* Stated goal *
Identify the lines containing the word "услугой". Copy each one.

* Material supplied *
• • •
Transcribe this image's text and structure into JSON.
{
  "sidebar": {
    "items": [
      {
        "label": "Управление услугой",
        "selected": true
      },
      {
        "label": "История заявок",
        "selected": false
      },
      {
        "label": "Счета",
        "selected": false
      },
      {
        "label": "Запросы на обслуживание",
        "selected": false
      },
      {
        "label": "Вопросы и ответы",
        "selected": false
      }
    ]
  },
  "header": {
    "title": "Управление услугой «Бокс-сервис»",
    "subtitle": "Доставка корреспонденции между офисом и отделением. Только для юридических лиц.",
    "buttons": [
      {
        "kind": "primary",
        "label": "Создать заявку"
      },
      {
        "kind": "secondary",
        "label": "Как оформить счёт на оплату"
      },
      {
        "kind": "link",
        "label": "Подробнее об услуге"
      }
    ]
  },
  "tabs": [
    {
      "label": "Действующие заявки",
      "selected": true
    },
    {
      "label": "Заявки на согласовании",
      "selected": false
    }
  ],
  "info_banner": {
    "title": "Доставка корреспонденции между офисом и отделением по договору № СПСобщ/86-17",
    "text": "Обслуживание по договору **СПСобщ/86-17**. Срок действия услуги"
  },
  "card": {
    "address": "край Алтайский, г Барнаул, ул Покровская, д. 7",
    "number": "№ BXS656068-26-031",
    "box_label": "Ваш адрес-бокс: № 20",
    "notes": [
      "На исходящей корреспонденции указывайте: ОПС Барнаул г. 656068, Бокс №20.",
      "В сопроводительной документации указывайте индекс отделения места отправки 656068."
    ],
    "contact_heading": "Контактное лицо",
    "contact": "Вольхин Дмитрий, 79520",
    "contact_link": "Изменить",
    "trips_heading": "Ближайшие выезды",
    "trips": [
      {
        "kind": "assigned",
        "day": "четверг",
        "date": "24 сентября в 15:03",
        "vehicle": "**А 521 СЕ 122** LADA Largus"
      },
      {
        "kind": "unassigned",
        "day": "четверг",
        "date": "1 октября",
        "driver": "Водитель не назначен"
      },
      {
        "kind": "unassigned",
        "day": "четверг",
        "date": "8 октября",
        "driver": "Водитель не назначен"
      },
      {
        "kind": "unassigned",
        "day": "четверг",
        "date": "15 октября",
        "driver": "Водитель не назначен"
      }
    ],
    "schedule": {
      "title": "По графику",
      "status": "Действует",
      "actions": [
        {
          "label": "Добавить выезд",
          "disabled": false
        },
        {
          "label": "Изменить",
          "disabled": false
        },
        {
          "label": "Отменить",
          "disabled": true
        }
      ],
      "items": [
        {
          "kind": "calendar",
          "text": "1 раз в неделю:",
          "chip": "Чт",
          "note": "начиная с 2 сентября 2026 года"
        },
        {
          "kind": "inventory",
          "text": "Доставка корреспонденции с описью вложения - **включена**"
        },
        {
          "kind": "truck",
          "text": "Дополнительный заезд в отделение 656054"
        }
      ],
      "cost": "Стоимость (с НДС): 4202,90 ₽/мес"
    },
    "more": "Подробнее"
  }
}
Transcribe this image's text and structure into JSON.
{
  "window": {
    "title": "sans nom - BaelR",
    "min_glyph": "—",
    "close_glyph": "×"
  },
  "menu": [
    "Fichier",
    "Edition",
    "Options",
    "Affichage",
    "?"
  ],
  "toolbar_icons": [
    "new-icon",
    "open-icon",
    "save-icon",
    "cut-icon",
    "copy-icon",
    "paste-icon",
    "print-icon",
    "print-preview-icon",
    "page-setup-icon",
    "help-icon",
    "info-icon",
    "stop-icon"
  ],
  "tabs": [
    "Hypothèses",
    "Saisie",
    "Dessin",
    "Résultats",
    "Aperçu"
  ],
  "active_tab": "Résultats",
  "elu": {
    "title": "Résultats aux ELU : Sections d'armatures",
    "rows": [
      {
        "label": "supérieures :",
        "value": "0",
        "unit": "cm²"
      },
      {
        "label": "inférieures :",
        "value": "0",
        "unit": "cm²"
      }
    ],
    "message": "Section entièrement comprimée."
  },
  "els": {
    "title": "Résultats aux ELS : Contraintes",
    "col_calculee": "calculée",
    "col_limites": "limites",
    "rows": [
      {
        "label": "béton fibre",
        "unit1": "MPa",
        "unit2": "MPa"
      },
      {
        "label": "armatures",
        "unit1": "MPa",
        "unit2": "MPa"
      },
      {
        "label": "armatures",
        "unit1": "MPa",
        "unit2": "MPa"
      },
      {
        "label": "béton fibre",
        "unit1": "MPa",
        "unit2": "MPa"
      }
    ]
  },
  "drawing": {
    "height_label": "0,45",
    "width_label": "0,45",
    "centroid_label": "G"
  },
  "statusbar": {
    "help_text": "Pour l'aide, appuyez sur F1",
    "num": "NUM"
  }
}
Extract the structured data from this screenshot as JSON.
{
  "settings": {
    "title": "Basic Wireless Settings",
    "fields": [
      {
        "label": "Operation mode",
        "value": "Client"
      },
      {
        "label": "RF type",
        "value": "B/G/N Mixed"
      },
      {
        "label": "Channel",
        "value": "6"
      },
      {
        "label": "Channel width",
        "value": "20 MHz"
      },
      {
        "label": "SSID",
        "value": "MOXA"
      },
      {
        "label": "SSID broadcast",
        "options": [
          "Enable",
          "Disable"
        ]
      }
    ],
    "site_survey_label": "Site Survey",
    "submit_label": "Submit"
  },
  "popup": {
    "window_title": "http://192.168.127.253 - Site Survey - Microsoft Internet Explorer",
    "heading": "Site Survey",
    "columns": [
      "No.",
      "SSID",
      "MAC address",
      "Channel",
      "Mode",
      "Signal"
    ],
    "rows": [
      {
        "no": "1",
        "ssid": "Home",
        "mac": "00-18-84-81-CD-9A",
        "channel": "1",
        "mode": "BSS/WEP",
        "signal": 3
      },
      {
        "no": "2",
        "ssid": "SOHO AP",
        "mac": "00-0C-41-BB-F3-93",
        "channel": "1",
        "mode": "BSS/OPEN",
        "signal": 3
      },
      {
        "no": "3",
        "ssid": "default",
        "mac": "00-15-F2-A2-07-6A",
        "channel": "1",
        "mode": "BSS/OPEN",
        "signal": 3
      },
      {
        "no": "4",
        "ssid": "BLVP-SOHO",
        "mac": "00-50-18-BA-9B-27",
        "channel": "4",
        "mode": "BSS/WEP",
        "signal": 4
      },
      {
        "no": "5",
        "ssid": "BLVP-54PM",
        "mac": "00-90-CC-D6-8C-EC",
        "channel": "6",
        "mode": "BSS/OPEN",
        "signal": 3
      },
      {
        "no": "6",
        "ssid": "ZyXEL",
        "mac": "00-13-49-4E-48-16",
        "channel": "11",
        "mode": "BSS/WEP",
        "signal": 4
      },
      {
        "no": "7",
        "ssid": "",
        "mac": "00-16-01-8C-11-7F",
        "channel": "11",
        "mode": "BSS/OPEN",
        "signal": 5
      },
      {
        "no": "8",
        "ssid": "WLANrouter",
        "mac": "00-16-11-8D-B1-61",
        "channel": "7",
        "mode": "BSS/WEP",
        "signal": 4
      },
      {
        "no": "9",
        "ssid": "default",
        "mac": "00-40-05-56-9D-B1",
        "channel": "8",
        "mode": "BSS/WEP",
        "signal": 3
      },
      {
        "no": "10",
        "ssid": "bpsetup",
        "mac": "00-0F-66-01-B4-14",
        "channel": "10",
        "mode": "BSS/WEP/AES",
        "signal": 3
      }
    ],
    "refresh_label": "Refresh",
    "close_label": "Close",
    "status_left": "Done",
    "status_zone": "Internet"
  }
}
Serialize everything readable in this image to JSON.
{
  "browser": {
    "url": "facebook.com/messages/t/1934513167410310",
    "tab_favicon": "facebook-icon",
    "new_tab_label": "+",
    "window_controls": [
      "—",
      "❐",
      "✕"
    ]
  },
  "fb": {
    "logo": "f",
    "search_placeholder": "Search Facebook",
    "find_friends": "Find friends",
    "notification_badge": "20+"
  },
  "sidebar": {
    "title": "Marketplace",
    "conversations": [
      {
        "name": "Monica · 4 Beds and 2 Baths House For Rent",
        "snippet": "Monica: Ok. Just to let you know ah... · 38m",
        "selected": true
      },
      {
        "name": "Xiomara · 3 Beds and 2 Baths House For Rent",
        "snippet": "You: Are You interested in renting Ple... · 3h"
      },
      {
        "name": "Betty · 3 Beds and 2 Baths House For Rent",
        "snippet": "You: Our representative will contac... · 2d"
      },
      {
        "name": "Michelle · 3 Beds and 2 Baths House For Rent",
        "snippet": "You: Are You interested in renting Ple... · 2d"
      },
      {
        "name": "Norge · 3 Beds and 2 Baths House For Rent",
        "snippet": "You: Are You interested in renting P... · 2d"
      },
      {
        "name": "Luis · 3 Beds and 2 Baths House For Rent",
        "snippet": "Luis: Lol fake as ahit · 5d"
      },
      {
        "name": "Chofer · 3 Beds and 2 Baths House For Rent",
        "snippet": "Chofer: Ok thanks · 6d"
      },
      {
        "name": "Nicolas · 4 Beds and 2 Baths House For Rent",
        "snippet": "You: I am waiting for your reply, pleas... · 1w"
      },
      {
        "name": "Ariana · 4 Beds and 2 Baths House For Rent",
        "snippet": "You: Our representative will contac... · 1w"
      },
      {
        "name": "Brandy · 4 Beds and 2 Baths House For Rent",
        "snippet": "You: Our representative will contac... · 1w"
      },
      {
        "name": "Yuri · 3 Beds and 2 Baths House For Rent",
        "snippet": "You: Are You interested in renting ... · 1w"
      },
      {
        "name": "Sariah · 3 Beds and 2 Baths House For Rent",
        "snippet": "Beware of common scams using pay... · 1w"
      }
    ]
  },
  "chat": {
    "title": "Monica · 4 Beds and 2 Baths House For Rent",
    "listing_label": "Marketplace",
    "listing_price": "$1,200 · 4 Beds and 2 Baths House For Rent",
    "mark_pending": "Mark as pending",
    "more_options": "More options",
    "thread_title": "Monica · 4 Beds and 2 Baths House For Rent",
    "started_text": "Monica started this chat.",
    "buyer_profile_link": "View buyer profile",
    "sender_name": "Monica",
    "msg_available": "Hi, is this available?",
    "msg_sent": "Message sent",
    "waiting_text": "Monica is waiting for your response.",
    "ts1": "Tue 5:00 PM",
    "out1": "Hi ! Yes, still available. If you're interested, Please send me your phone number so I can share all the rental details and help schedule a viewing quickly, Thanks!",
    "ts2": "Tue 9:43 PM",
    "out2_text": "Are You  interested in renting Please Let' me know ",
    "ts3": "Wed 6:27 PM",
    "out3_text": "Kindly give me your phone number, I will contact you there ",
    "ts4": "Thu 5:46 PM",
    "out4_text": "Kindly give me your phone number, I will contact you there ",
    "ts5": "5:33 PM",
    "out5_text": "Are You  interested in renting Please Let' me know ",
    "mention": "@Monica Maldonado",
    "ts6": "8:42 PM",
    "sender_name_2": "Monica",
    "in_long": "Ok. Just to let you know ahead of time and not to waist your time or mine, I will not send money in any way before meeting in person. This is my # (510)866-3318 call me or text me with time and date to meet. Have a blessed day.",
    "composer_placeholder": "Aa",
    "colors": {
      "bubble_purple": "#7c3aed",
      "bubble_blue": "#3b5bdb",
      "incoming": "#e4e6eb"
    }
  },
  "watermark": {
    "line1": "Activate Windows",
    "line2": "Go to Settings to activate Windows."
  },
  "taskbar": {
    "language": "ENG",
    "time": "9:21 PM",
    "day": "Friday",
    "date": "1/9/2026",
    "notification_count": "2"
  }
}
• • •
* Answer in full *
        "label": "Управление услугой",
    "title": "Управление услугой «Бокс-сервис»",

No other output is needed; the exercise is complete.